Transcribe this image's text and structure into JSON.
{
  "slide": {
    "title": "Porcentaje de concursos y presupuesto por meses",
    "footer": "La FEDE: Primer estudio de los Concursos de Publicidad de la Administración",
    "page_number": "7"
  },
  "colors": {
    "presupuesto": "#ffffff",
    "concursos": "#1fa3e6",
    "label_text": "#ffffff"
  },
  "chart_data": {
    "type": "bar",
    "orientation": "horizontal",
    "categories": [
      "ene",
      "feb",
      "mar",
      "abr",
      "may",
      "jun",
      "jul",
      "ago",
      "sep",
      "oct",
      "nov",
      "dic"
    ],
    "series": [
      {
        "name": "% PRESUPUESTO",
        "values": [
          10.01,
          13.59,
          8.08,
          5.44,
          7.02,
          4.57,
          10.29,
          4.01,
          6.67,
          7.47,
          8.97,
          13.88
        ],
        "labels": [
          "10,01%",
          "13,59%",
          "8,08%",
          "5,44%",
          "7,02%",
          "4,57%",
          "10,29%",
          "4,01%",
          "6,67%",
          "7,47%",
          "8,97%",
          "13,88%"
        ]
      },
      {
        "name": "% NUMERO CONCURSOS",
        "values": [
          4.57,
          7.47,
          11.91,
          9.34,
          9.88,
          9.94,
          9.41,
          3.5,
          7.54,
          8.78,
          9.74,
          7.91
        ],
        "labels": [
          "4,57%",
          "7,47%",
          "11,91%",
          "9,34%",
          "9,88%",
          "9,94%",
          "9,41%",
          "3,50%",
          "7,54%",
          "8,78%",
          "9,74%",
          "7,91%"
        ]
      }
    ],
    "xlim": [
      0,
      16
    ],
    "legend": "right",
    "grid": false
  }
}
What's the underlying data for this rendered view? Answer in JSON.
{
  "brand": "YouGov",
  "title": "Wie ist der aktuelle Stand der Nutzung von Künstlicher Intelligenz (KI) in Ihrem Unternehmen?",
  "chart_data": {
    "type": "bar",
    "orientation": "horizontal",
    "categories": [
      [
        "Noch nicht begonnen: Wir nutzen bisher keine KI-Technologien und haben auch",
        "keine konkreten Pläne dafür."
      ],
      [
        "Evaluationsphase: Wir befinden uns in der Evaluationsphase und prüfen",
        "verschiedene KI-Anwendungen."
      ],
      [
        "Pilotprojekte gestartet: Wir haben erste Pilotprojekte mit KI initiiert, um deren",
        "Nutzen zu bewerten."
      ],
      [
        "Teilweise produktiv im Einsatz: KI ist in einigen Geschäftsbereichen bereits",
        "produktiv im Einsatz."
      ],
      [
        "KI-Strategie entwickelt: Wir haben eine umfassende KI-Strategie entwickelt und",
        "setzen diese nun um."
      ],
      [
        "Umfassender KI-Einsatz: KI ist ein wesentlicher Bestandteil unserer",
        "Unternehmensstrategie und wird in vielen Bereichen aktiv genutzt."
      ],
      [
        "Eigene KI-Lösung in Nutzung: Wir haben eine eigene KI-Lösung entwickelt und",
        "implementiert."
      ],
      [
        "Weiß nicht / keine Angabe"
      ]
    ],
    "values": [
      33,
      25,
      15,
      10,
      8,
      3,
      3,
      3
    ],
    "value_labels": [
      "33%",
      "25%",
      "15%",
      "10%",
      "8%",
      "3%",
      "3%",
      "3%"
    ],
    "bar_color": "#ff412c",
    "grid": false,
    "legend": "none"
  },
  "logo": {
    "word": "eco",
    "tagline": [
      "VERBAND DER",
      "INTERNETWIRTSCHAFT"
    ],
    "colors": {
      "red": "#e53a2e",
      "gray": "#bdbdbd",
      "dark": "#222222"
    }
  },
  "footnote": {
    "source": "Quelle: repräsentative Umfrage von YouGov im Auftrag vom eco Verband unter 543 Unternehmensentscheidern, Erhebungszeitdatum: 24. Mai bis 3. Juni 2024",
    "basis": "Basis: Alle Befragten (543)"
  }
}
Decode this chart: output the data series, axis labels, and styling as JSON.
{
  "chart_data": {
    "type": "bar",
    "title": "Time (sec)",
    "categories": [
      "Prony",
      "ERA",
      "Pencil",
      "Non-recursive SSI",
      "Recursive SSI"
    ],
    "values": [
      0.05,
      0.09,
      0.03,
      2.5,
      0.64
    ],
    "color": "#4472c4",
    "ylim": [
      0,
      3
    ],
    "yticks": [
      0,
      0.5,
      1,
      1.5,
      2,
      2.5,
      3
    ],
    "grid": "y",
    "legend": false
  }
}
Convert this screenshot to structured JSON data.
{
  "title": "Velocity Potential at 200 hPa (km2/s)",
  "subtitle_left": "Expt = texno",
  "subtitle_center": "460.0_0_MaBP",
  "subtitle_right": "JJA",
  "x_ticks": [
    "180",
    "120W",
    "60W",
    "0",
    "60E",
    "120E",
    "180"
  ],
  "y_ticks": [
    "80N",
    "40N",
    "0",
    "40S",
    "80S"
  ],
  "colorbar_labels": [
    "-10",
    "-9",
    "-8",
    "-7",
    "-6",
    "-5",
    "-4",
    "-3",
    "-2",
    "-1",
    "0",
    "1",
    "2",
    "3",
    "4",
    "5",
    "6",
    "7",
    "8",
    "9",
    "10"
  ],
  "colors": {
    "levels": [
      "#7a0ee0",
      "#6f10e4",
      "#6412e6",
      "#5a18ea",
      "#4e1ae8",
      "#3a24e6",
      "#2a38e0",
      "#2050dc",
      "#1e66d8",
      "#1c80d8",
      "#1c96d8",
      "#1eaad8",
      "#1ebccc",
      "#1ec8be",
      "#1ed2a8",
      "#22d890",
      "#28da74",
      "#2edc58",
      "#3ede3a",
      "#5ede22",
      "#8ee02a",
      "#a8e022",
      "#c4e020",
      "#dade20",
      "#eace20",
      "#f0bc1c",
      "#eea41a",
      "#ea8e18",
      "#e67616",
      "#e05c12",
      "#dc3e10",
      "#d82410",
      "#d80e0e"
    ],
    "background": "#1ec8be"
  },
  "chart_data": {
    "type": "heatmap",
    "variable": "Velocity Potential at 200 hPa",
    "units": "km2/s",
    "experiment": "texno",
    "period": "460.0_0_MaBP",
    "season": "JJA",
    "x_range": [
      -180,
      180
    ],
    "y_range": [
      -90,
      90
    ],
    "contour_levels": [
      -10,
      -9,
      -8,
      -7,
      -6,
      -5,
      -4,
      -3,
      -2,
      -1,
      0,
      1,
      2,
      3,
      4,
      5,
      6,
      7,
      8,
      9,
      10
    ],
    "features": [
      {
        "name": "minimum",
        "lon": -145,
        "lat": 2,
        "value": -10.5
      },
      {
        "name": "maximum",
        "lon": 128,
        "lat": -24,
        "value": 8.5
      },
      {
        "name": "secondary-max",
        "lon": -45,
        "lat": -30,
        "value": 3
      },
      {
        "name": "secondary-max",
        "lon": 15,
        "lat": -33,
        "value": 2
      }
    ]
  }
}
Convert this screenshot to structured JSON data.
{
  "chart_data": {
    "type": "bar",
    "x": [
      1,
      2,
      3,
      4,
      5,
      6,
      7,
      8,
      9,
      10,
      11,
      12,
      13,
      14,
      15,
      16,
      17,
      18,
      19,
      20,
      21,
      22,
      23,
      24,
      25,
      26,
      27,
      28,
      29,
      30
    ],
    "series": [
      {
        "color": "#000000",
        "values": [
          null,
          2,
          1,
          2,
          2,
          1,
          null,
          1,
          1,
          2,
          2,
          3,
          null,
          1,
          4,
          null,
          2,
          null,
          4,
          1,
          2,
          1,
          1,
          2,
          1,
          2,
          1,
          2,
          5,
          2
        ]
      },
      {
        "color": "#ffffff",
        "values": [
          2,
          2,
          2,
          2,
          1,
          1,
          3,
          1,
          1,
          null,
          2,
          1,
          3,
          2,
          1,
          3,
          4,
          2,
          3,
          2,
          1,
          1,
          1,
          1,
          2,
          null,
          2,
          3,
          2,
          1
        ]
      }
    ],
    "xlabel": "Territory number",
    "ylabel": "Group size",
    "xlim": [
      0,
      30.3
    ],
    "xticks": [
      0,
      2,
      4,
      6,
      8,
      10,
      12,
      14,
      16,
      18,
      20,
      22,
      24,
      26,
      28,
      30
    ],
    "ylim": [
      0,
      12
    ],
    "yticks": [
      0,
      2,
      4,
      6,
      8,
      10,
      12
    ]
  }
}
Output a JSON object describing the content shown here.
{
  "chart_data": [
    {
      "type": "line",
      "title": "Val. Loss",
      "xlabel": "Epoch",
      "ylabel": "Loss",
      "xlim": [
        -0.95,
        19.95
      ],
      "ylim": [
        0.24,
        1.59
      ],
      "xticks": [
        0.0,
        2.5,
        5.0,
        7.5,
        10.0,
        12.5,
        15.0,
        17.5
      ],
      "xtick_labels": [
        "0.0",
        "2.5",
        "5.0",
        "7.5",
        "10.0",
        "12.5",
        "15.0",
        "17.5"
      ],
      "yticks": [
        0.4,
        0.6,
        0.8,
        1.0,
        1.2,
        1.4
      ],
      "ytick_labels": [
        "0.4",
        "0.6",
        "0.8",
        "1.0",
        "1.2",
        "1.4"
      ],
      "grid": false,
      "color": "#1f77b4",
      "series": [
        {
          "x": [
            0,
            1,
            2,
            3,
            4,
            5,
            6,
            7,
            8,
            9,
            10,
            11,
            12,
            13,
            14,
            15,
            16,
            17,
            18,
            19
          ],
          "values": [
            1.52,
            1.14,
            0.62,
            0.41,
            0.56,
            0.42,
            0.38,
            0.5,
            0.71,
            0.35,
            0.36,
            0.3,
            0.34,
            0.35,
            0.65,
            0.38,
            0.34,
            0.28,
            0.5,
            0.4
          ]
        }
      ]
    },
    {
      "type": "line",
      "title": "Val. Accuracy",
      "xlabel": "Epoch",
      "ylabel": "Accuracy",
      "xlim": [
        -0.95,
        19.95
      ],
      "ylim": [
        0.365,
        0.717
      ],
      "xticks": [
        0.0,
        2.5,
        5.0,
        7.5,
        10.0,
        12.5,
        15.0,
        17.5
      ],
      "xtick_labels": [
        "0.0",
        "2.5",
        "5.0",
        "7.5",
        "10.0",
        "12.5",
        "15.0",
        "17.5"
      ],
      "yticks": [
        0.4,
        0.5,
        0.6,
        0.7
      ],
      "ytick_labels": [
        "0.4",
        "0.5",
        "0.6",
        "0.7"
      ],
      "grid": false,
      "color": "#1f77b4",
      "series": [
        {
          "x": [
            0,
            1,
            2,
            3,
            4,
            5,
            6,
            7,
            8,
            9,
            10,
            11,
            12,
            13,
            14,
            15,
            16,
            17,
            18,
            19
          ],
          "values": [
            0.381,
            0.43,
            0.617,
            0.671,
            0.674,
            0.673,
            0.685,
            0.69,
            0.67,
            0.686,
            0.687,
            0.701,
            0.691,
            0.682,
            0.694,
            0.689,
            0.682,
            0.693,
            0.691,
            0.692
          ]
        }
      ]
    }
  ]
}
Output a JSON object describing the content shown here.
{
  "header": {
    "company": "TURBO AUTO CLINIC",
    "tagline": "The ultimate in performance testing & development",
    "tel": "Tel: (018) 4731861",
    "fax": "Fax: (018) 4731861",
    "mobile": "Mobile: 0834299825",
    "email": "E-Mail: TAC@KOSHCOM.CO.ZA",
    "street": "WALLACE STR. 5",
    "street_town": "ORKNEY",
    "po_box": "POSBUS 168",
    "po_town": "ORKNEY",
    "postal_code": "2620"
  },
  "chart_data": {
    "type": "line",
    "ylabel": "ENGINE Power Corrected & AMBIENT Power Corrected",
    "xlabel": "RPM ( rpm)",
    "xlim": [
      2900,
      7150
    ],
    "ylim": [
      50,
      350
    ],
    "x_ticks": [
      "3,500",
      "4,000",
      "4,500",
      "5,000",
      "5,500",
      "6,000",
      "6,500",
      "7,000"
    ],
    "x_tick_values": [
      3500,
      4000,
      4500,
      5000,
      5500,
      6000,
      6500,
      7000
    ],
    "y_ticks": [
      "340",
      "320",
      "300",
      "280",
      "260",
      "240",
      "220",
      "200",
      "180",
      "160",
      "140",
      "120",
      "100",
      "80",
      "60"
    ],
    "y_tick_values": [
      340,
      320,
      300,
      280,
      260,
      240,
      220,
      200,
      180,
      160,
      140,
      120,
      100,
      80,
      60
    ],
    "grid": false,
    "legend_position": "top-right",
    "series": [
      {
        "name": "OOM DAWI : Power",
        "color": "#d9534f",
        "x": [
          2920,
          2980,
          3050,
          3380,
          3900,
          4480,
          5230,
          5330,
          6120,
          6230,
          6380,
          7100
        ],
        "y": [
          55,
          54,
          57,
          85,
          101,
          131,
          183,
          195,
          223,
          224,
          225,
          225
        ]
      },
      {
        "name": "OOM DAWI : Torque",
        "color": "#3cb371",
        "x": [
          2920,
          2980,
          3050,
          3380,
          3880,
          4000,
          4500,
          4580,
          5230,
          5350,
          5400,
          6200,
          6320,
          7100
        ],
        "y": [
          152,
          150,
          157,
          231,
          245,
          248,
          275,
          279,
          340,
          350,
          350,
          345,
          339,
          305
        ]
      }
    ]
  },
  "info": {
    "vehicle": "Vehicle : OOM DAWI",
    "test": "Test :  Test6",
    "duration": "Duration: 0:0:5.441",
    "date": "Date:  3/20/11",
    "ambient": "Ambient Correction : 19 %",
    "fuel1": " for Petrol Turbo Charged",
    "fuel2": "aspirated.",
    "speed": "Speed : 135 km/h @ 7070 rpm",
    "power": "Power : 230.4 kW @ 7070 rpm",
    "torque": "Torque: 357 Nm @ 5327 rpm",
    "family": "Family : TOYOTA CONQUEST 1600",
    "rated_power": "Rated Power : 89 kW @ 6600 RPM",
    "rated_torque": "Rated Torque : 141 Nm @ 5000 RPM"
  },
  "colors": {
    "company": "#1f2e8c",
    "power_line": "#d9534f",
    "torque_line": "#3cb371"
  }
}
________________
* [Task to complete] Copy out every line in the entries above that holds "produktiv".

* [Complete response]
        "Teilweise produktiv im Einsatz: KI ist in einigen Geschäftsbereichen bereits",
        "produktiv im Einsatz."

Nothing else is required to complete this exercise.